(Collected data entries)
☆ ☆ ☆ ☆

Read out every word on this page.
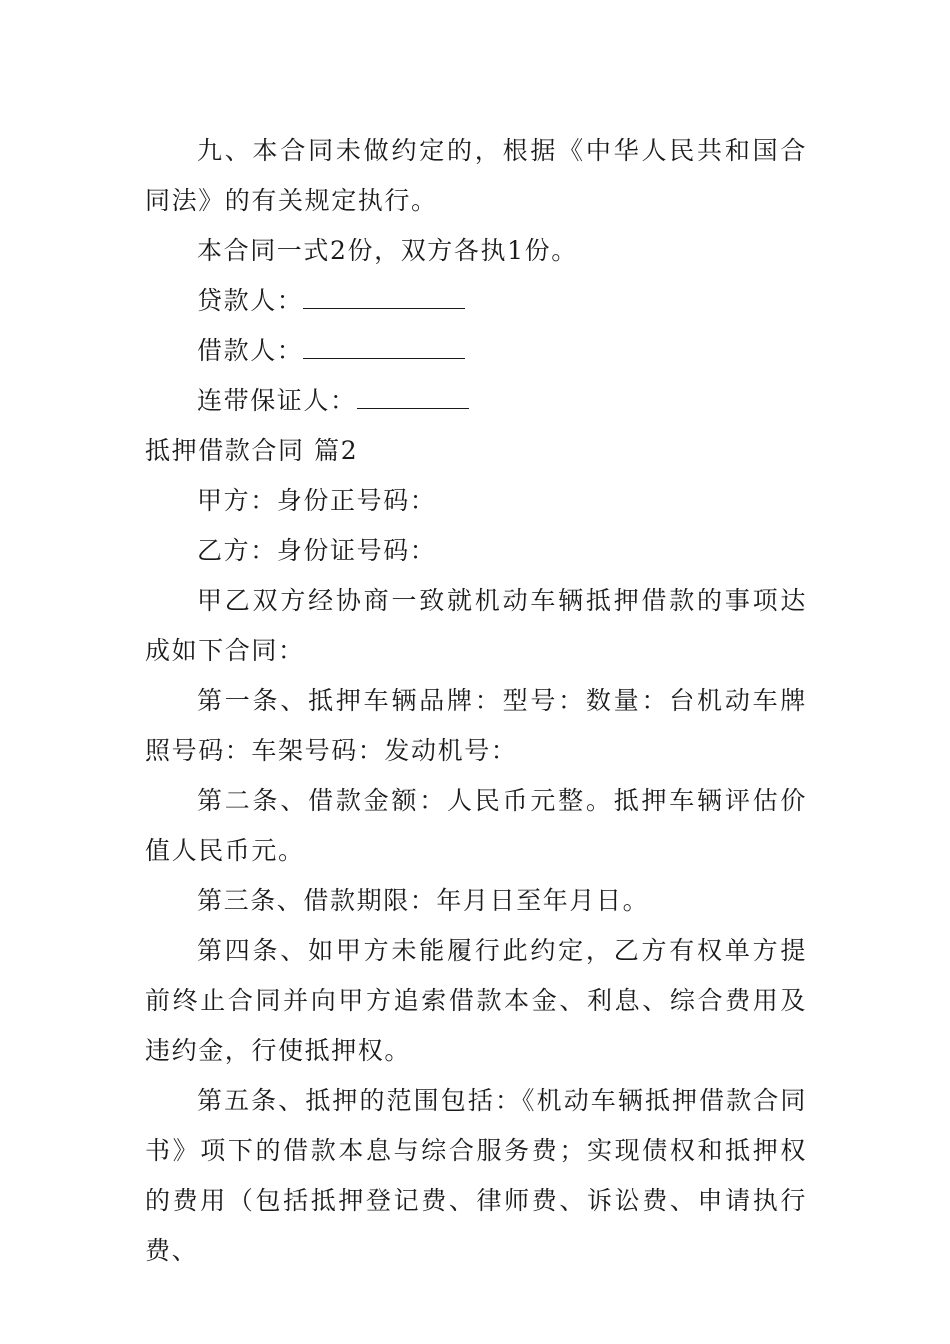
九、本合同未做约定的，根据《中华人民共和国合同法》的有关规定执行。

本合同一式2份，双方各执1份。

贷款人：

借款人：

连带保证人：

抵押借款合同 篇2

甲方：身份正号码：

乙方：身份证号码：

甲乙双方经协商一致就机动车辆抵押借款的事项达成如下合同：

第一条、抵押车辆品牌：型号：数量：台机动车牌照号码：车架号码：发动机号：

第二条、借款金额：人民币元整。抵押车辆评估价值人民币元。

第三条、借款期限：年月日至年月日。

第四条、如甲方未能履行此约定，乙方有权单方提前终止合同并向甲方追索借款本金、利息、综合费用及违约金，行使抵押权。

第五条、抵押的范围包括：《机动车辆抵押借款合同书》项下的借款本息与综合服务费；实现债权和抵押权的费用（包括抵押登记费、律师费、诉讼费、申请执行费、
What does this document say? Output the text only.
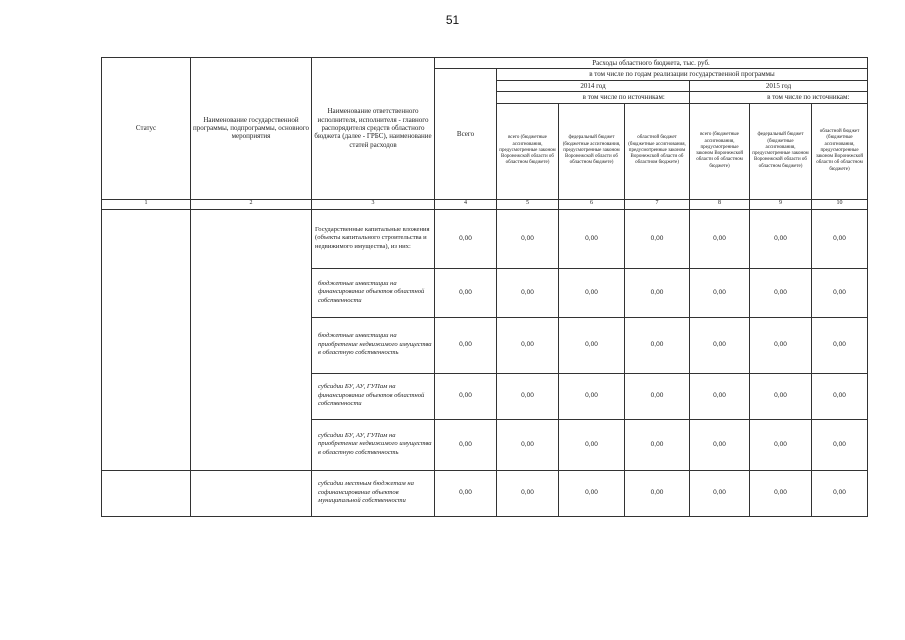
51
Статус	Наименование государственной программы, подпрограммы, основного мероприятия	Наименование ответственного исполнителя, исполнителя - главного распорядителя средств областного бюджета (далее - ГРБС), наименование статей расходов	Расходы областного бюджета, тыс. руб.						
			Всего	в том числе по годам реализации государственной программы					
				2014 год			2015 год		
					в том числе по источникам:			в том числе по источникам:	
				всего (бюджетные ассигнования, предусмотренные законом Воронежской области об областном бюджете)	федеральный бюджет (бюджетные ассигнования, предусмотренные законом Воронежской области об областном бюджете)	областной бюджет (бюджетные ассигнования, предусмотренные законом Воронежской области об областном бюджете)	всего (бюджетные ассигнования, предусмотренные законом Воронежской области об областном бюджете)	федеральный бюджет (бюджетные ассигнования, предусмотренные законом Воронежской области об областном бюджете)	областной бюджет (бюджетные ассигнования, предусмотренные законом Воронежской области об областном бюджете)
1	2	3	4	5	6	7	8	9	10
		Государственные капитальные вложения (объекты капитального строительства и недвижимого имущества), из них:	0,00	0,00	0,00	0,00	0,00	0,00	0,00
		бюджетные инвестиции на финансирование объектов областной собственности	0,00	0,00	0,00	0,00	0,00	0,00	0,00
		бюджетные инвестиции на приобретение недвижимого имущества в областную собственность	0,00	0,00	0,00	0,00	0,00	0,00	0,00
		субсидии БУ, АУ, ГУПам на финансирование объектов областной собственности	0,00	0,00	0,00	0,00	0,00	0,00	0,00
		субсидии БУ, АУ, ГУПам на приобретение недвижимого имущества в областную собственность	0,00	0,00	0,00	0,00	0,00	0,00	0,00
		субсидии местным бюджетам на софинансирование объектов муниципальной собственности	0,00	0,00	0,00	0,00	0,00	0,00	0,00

☆ ☆ ☆ ☆

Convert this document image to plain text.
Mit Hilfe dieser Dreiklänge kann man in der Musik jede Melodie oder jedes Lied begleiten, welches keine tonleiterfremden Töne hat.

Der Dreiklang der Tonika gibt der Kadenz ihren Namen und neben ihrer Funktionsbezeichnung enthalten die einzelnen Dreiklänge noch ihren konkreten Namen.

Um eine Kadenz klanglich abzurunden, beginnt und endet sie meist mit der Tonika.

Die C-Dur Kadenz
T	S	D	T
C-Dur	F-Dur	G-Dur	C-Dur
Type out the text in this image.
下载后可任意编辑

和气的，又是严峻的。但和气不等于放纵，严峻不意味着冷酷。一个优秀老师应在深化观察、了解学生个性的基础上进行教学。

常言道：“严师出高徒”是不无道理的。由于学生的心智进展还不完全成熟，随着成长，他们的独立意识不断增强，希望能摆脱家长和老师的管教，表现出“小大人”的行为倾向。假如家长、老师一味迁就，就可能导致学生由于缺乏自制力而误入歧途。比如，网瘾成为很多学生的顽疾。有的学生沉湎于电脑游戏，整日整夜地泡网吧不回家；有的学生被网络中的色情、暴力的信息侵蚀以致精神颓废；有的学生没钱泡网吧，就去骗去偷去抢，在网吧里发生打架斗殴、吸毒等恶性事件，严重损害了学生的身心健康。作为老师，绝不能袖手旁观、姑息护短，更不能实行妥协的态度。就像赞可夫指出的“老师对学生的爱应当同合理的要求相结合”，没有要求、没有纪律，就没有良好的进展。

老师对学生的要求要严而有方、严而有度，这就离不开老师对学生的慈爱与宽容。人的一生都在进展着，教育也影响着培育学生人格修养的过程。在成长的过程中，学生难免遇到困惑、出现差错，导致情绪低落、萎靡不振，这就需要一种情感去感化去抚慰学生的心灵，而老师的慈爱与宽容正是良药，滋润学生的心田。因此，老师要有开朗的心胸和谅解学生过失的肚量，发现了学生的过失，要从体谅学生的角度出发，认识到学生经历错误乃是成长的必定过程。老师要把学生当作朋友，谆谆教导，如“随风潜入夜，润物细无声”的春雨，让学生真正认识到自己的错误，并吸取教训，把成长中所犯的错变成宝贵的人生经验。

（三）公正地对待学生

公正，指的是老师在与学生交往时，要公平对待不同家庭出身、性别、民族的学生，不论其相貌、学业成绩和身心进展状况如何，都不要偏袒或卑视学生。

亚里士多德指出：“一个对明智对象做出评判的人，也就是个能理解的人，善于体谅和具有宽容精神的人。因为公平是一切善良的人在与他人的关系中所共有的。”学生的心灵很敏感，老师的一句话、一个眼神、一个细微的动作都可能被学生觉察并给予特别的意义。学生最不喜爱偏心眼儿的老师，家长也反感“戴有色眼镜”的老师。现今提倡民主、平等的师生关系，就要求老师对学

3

☆ ☆ ☆ ☆

(SHORT TASK): Copy out all lines above that include the string "объектов".

(SOLUTION TO THIS PROBLEM):
		бюджетные инвестиции на финансирование объектов областной собственности	0,00	0,00	0,00	0,00	0,00	0,00	0,00
		субсидии БУ, АУ, ГУПам на финансирование объектов областной собственности	0,00	0,00	0,00	0,00	0,00	0,00	0,00
		субсидии местным бюджетам на софинансирование объектов муниципальной собственности	0,00	0,00	0,00	0,00	0,00	0,00	0,00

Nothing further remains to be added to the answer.